Document text
---
Dr. Val Giddings, Vice President for Food and Agriculture of the Biotechnology Industry Organization (BIO), issued the following statement in response:

"Dr. Obrycki's research stands in the shadow of more than 20 independent studies by widely recognized scientific experts who have found that Bacillus thuringiensis (Bt) corn does not pose a significant risk to the monarch butterfly. This report considers only one small area of this complex topic and the conclusions put forward by the authors stand in stark contrast to those of the broader scientific community's research. The Oecologia paper is not truly 'field research' inasmuch as much of what it reports is based on analyses taking place in laboratory manipulations rather than field conditions. Furthermore, the paper clearly shows that larval mortality was not correlated with the number of pollen grains on the plant or the plant location within or at the edge of the field, surprises in search of an explanation. Both the United States Environmental Protection Agency and the Department of Agriculture have studied Bt corn for many years. Just last week the EPA extended the registrations of these products through the 2001 growing season. And in April, the EPA dismissed a Greenpeace lawsuit challenging the Bt plant registrations on a lack of merit, and stated '. . . available scientific data and information indicates that the cultivation of Bt crops has a positive ecological effect, when compared to the most likely alternatives.' To imply that Bt corn has a negative effect on monarch butterflies flies in the face of the fact that last year, more than 28 million acres were planted with Bt corn, an increase of approximately 40% over the previous year. In the same time period, the monarch butterfly population flourished and increased by about 30%, according to Monarch Watch."
---
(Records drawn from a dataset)
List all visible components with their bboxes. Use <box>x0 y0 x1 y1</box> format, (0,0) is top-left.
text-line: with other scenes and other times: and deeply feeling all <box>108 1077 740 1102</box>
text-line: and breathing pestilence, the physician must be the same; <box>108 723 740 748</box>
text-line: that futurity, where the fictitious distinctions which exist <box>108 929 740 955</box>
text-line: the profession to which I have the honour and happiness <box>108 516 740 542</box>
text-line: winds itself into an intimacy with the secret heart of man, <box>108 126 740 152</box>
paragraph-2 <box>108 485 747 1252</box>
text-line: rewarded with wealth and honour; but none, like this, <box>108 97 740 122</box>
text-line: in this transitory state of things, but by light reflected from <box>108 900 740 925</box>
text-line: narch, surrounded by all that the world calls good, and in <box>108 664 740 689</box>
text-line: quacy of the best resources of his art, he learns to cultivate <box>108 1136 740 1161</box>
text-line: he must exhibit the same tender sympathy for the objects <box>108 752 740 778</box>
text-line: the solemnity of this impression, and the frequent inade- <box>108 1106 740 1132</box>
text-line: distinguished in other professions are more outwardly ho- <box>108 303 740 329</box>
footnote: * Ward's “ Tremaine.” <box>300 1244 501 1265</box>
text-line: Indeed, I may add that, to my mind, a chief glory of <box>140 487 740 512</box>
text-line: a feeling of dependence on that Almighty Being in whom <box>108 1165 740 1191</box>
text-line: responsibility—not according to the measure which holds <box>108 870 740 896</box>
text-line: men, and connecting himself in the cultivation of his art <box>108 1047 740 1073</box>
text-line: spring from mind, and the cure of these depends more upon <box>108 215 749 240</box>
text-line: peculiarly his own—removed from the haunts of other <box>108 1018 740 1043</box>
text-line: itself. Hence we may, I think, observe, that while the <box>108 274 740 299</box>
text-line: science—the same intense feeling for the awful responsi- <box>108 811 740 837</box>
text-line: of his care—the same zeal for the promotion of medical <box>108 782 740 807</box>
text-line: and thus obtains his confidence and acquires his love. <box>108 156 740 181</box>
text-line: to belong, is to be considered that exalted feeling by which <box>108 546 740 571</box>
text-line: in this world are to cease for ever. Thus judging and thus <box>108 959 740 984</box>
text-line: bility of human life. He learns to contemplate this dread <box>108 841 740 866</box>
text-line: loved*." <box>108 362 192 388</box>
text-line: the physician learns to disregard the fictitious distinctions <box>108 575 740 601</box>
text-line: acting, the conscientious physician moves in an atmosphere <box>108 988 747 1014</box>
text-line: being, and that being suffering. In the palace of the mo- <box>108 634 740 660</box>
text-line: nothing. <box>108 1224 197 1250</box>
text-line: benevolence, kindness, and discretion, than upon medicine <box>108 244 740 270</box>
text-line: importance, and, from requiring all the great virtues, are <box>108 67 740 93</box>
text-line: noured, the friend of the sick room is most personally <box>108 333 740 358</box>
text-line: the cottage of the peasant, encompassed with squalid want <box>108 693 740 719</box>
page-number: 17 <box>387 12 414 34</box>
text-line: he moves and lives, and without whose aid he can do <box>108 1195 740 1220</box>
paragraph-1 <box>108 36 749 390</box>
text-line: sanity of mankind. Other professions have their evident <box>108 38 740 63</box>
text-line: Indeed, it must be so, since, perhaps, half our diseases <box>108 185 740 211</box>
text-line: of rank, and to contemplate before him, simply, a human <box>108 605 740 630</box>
---
Problem 1
In the statement on Bt corn and monarch butterflies, why does it say the Oecologia paper is not truly "field research"?
Problem 2
Write what follows the last sentence of the statement on Bt corn and monarch butterflies.

Task response 1
The statement says much of what the paper reports comes from analyses carried out in laboratory manipulations, not under field conditions.

Task response 2
There you have it, point and counterpoint.

I read the Oecologia article carefully, and the study reported was most definitely not what I would consider a field study. I fact, I've read that it has been referred to as a "modified field study." Although the corn and milkweed plants initially were grown outside in relatively small plots, the mortality information generated was from first-instar monarch caterpillars feeding on milkweed leaf disks (with different amounts of Bt and non-Bt corn pollen) in the laboratory. Another critical point is that although pollen deposition was measured from two types of Bt corn (from event 176 and event Bt11), mortality of monarch caterpillars exposed to field-deposited pollen was measured only for event 176 Bt corn. Less Bt toxin is expressed in event Bt11 pollen than in event 176 pollen. In addition, most of the Bt corn grown in the United States is from event MON810, an event very similar to event Bt11. The comparative amounts of Bt toxin in events 176 and MON810 are 7.1 micrograms and 0.9 micrograms Bt toxin/g fresh weight of pollen, respectively. Furthermore, the contrived density of 135 pollen grains/cm2 was considerably higher than the mean densities of pollen grains measured on milkweed plants 0.2, 1, 3, 5, and 10 meters from the edge of the Bt corn.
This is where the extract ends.